_Work request_
Without the pictures, print each of the records below exactly as it appears.

Images of document pages with text
────────────────

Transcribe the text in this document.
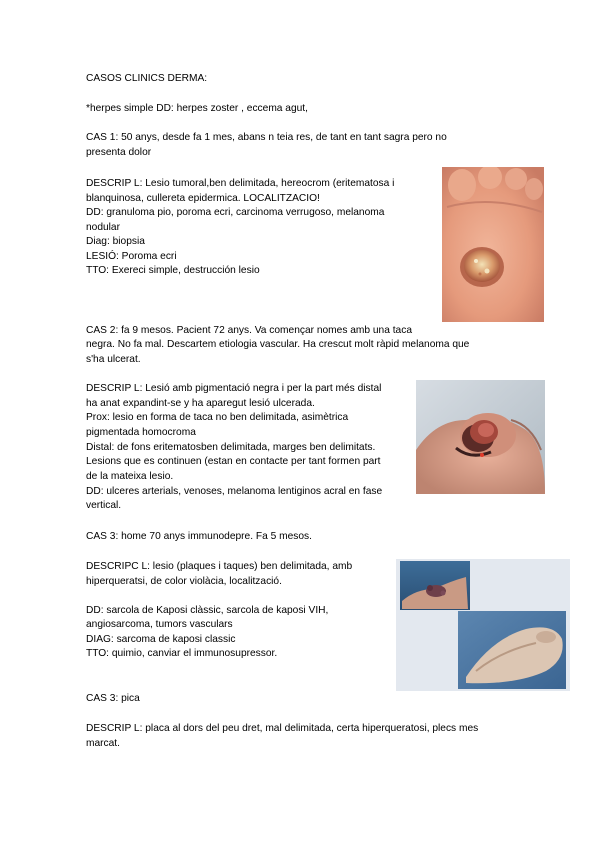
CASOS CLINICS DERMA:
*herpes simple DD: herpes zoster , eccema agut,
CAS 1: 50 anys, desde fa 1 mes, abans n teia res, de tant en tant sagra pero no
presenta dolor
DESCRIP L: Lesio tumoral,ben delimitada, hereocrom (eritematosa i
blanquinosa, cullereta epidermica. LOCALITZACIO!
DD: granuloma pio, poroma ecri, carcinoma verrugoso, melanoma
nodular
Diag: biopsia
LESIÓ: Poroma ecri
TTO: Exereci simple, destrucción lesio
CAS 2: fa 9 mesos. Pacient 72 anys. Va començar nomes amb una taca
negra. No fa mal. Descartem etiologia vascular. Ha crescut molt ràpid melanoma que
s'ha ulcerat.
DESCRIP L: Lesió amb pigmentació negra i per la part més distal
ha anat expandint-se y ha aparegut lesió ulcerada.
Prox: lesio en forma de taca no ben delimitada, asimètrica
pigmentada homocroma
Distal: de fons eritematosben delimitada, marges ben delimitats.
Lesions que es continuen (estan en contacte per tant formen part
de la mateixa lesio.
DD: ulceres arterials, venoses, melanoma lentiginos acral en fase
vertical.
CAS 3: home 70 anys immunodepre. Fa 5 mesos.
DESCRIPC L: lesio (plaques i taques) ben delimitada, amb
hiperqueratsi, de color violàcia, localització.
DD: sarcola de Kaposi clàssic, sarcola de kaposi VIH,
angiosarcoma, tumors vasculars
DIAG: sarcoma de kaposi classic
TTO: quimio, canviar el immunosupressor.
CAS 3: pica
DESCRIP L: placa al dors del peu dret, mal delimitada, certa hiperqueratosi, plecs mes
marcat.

────────────────

_Your solution_
Transcribe the text in this document.
CASOS CLINICS DERMA:
*herpes simple DD: herpes zoster , eccema agut,
CAS 1: 50 anys, desde fa 1 mes, abans n teia res, de tant en tant sagra pero no
presenta dolor
DESCRIP L: Lesio tumoral,ben delimitada, hereocrom (eritematosa i
blanquinosa, cullereta epidermica. LOCALITZACIO!
DD: granuloma pio, poroma ecri, carcinoma verrugoso, melanoma
nodular
Diag: biopsia
LESIÓ: Poroma ecri
TTO: Exereci simple, destrucción lesio
CAS 2: fa 9 mesos. Pacient 72 anys. Va començar nomes amb una taca
negra. No fa mal. Descartem etiologia vascular. Ha crescut molt ràpid melanoma que
s'ha ulcerat.
DESCRIP L: Lesió amb pigmentació negra i per la part més distal
ha anat expandint-se y ha aparegut lesió ulcerada.
Prox: lesio en forma de taca no ben delimitada, asimètrica
pigmentada homocroma
Distal: de fons eritematosben delimitada, marges ben delimitats.
Lesions que es continuen (estan en contacte per tant formen part
de la mateixa lesio.
DD: ulceres arterials, venoses, melanoma lentiginos acral en fase
vertical.
CAS 3: home 70 anys immunodepre. Fa 5 mesos.
DESCRIPC L: lesio (plaques i taques) ben delimitada, amb
hiperqueratsi, de color violàcia, localització.
DD: sarcola de Kaposi clàssic, sarcola de kaposi VIH,
angiosarcoma, tumors vasculars
DIAG: sarcoma de kaposi classic
TTO: quimio, canviar el immunosupressor.
CAS 3: pica
DESCRIP L: placa al dors del peu dret, mal delimitada, certa hiperqueratosi, plecs mes
marcat.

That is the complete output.